---------- Given information ----------
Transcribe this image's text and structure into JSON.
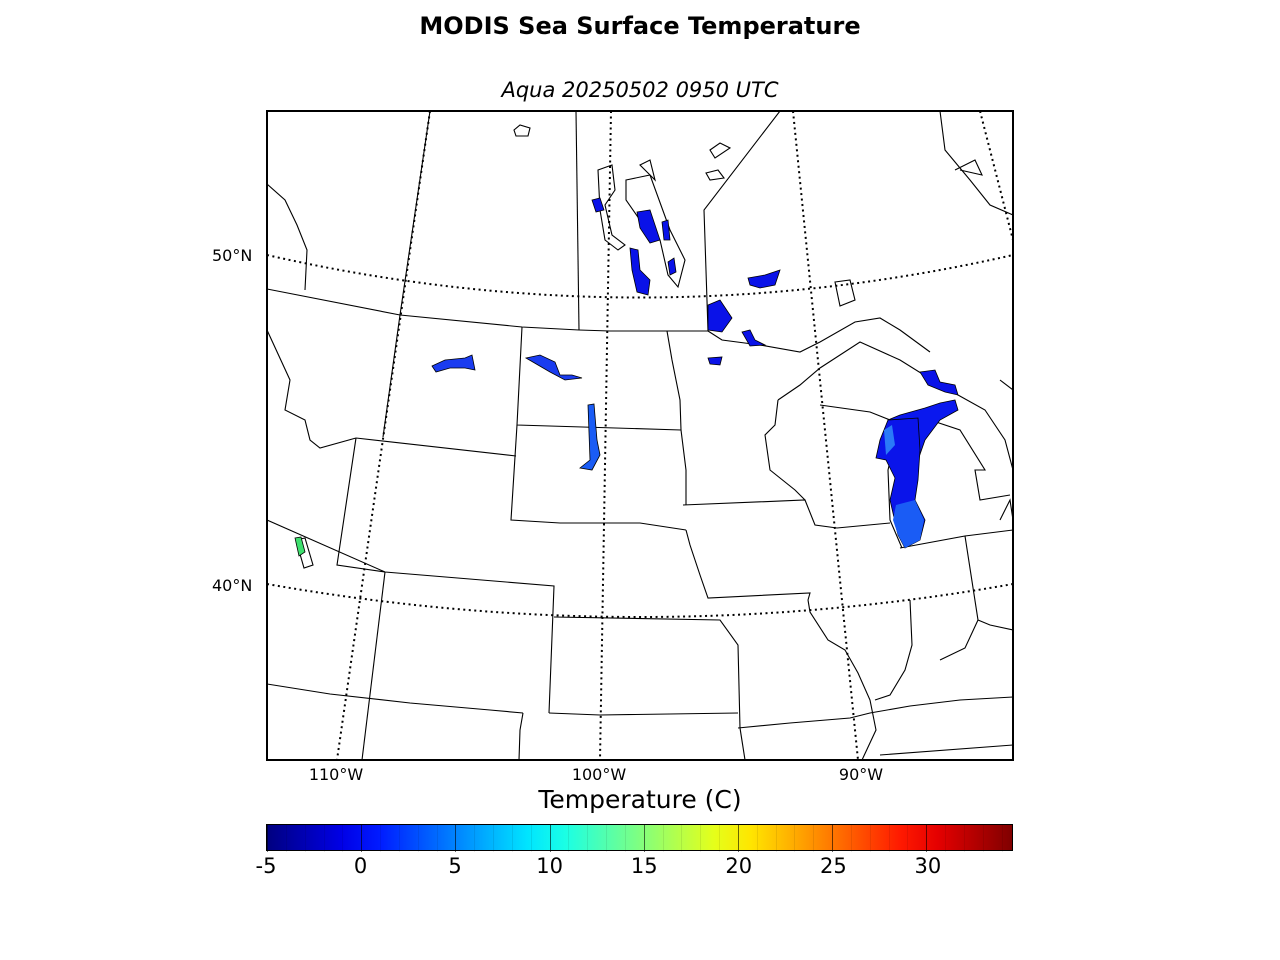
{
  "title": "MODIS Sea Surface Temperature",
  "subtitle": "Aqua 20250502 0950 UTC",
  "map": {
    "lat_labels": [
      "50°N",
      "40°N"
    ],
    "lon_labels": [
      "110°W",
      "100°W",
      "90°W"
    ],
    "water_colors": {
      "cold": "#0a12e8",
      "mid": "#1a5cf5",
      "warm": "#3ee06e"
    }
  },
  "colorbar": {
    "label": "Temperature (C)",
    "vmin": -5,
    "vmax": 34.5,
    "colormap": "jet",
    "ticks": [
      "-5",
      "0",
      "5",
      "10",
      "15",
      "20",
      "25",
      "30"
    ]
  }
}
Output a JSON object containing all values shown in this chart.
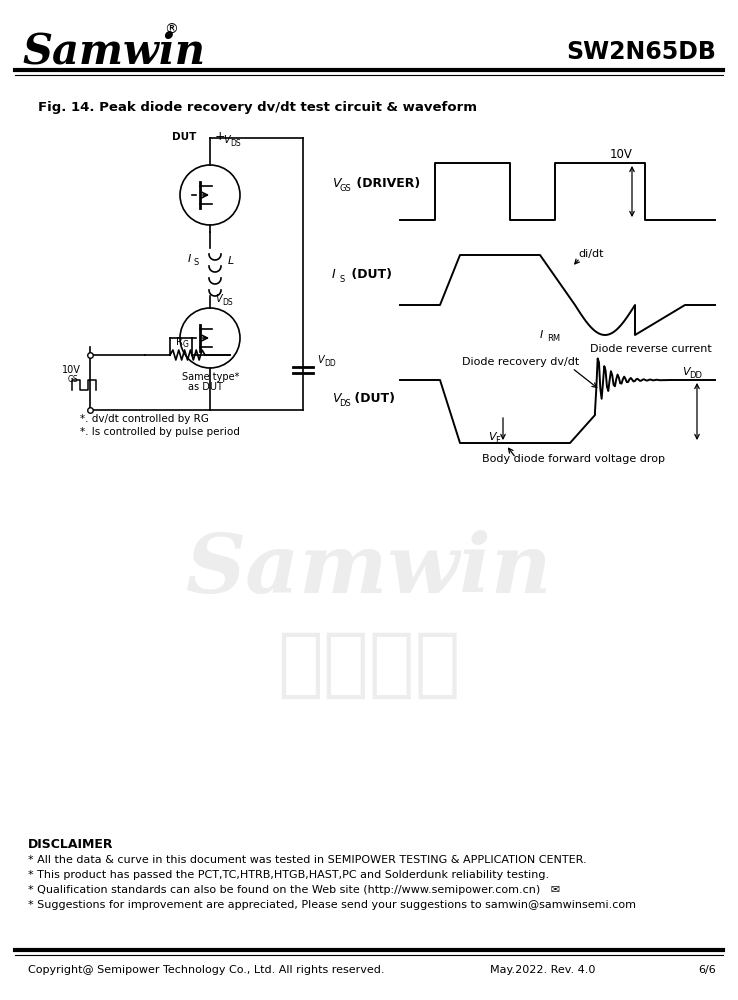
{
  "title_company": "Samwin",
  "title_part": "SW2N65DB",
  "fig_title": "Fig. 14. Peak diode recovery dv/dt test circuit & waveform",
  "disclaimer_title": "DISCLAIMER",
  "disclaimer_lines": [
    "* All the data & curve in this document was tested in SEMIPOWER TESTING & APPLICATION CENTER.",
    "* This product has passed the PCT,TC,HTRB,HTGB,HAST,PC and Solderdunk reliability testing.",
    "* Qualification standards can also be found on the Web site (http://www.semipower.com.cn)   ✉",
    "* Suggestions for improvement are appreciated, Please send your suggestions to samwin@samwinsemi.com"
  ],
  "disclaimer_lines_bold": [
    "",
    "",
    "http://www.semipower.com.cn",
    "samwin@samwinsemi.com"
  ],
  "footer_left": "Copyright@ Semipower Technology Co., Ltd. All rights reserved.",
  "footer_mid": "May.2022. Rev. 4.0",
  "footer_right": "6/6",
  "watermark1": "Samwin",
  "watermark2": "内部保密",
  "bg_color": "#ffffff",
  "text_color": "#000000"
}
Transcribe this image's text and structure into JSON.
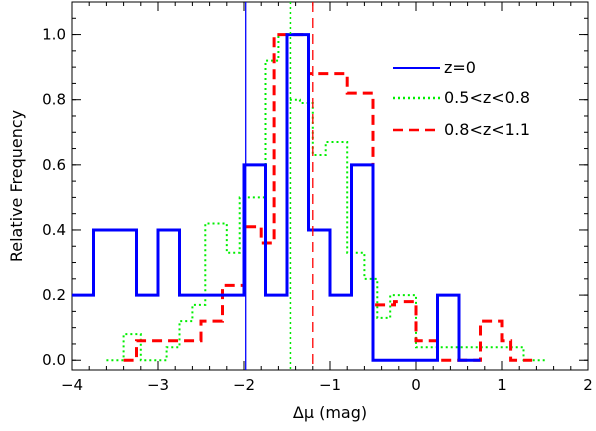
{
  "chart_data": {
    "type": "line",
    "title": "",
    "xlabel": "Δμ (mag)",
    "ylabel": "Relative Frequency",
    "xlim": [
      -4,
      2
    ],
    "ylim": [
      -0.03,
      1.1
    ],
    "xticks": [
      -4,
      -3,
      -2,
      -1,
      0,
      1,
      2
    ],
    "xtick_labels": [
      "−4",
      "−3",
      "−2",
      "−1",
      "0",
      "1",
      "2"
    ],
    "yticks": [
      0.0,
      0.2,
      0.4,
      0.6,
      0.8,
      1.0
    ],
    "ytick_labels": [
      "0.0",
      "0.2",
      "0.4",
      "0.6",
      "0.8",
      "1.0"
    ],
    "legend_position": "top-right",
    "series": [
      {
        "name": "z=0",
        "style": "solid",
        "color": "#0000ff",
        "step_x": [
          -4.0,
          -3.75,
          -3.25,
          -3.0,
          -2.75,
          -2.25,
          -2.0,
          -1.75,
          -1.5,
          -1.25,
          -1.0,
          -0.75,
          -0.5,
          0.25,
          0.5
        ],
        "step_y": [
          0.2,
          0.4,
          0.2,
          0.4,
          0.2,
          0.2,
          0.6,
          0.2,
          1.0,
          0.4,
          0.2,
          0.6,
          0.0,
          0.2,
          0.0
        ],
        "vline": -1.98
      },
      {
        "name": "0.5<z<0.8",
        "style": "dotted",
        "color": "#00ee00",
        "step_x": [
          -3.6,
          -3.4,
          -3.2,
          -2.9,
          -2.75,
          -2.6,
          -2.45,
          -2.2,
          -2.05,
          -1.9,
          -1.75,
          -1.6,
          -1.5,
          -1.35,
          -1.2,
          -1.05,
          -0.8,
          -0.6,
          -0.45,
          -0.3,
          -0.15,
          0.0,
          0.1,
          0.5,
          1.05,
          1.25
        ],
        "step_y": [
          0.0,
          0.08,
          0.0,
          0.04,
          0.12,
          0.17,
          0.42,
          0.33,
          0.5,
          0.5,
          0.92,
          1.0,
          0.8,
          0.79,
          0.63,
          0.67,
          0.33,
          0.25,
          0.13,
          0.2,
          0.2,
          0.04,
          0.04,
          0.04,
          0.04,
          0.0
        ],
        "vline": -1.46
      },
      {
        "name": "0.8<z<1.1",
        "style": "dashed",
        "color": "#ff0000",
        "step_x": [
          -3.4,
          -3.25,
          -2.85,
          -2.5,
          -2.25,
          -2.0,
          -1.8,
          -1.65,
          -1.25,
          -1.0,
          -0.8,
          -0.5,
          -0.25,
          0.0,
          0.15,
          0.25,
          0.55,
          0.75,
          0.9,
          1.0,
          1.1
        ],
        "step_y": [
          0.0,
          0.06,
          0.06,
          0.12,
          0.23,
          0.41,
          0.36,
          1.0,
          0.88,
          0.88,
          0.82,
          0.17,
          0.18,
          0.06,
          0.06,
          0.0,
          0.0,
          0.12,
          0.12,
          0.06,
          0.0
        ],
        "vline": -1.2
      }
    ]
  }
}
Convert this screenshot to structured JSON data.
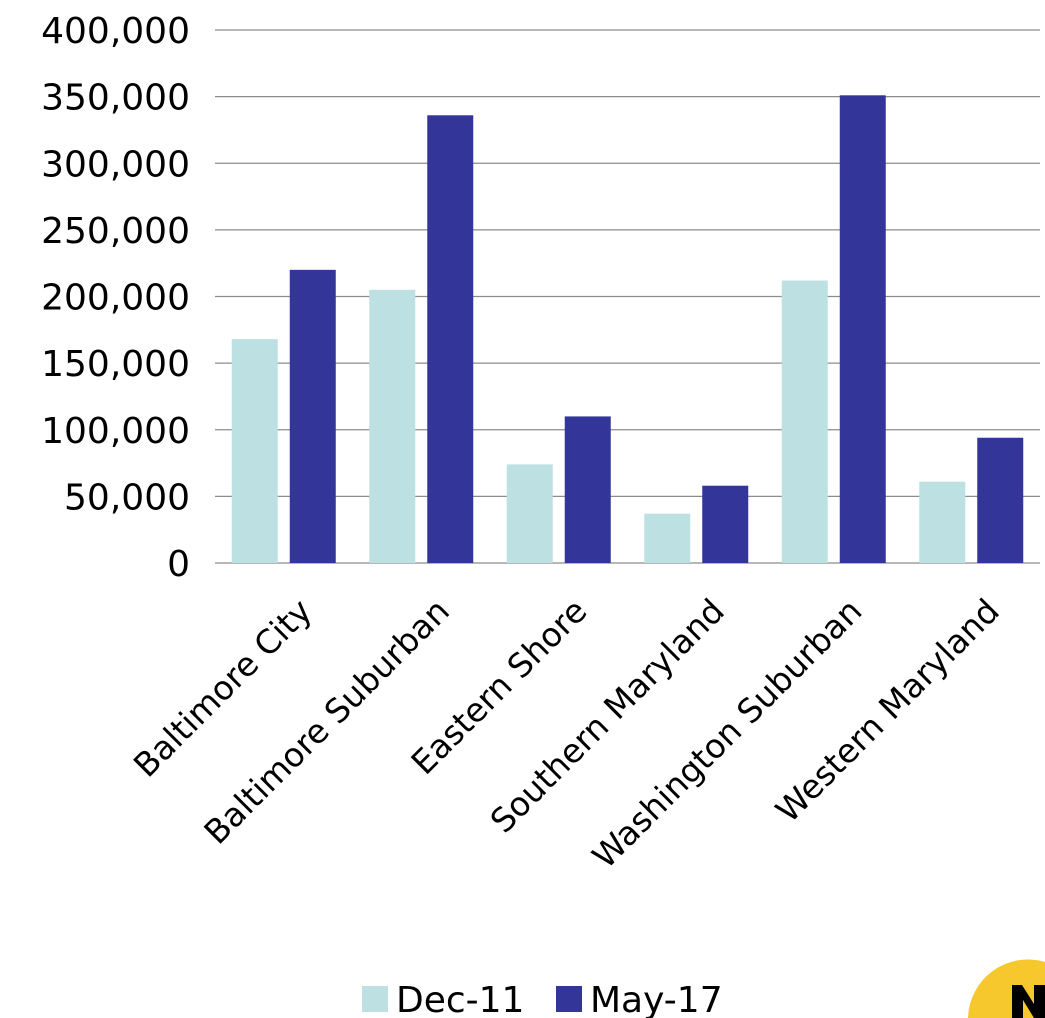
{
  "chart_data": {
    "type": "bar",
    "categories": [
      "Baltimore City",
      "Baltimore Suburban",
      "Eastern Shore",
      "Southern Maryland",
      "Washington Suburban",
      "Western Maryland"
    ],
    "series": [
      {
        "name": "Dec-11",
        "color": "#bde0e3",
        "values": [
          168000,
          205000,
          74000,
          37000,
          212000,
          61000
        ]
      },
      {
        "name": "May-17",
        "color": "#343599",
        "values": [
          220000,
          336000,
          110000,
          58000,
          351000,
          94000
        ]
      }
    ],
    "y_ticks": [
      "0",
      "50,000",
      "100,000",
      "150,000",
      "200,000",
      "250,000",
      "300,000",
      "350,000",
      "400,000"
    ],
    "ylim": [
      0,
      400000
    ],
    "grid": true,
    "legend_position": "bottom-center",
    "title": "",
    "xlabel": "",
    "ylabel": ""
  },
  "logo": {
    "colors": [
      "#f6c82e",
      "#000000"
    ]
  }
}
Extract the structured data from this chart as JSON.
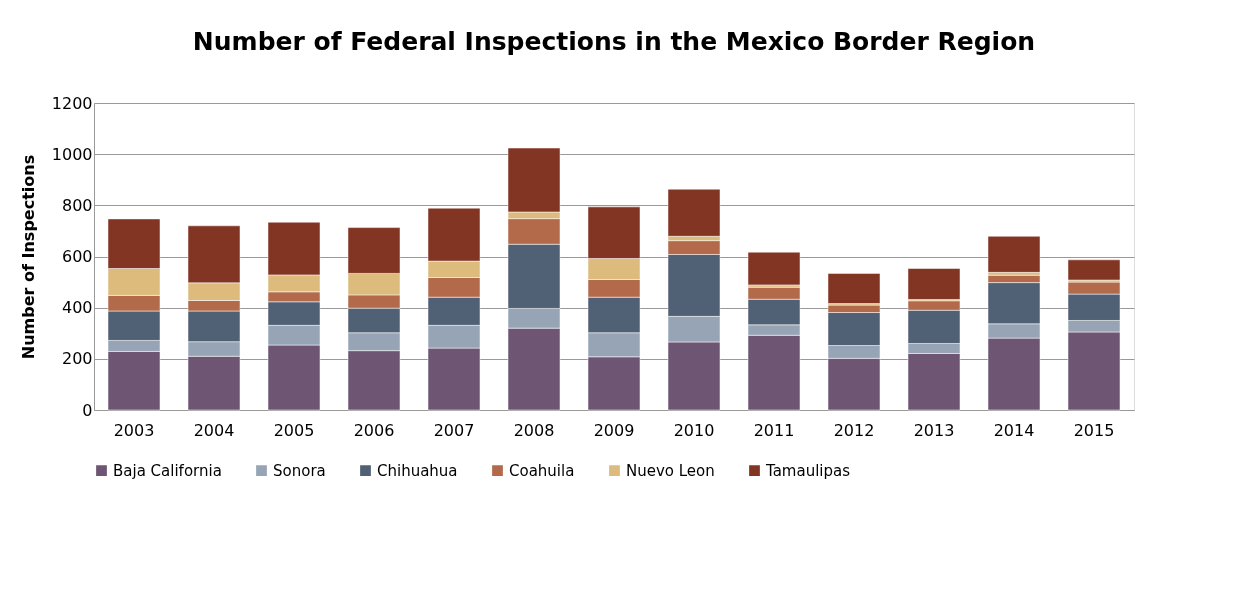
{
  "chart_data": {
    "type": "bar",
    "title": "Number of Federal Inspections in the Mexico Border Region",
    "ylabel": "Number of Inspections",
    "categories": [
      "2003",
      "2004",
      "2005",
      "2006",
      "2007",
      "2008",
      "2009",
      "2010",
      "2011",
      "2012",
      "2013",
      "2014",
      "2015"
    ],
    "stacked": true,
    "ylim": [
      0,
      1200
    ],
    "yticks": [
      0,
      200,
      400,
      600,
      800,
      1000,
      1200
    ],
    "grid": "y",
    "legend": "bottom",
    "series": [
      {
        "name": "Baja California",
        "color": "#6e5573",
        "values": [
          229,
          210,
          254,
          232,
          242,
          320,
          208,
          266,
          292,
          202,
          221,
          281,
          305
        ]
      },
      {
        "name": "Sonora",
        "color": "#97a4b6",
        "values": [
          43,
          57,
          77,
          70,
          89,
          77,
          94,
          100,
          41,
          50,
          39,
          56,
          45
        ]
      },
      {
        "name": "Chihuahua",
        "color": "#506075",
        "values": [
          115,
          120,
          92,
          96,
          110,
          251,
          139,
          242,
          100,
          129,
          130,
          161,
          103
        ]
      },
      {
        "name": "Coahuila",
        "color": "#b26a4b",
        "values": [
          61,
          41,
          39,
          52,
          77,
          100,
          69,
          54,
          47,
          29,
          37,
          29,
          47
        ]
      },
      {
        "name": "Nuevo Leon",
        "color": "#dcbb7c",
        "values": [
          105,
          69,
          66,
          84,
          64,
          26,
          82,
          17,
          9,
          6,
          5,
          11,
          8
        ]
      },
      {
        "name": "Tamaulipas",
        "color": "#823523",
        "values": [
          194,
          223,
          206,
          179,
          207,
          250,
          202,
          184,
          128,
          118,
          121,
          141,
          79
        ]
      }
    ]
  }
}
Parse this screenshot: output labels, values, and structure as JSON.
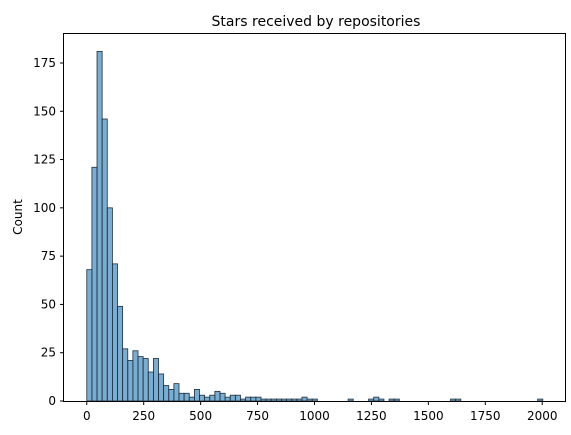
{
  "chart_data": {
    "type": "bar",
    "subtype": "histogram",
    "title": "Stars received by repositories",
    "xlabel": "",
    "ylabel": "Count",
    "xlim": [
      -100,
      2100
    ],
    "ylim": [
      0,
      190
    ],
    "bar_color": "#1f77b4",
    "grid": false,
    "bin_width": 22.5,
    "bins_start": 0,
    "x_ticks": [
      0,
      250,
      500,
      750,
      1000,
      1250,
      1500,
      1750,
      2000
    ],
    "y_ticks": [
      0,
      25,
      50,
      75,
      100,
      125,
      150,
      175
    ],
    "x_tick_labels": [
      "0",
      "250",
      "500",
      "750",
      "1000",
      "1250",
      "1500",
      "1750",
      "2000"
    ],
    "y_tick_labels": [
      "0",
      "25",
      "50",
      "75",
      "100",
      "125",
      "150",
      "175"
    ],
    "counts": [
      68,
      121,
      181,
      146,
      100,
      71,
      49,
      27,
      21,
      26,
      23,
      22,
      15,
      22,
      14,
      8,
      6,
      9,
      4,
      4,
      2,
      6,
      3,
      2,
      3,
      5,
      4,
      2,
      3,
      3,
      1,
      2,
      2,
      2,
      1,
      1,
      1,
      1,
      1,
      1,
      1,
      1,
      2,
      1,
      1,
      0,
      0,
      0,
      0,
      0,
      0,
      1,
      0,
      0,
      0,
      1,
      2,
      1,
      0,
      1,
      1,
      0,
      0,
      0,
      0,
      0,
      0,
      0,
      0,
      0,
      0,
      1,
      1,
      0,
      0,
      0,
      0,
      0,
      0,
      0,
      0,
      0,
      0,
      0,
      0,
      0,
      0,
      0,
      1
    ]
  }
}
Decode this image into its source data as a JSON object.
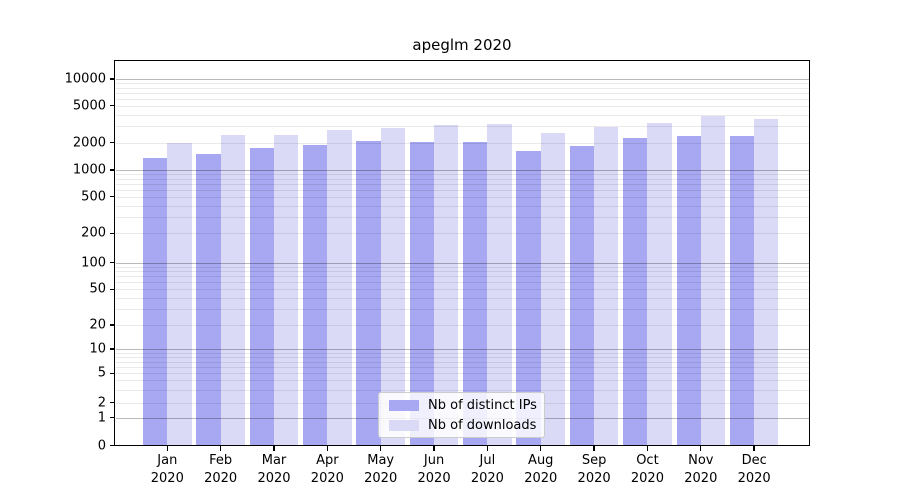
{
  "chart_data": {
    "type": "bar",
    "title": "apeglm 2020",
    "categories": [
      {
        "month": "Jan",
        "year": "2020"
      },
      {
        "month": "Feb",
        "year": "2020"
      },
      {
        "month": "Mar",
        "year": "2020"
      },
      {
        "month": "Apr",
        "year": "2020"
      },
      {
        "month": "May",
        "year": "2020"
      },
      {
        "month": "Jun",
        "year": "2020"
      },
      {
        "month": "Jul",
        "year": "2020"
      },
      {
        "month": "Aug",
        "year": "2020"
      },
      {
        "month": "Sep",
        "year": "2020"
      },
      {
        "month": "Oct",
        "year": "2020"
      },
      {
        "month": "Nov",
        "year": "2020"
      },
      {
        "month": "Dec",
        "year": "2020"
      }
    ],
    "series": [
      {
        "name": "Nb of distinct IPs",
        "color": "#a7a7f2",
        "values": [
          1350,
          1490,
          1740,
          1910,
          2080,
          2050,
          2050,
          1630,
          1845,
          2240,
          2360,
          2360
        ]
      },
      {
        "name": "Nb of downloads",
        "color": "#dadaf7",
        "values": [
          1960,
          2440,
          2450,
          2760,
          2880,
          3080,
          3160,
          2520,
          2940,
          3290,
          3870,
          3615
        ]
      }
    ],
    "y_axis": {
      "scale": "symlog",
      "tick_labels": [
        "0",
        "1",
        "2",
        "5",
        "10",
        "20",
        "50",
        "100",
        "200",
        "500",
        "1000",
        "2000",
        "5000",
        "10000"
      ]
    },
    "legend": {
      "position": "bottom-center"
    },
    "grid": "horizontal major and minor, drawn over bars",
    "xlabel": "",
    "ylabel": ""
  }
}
----------
§ **What the task asks**
Find all lines with "Suburban" in them and copy each one.

§ **Answer to this task**
      "Baltimore Suburban",
      "Washington Suburban",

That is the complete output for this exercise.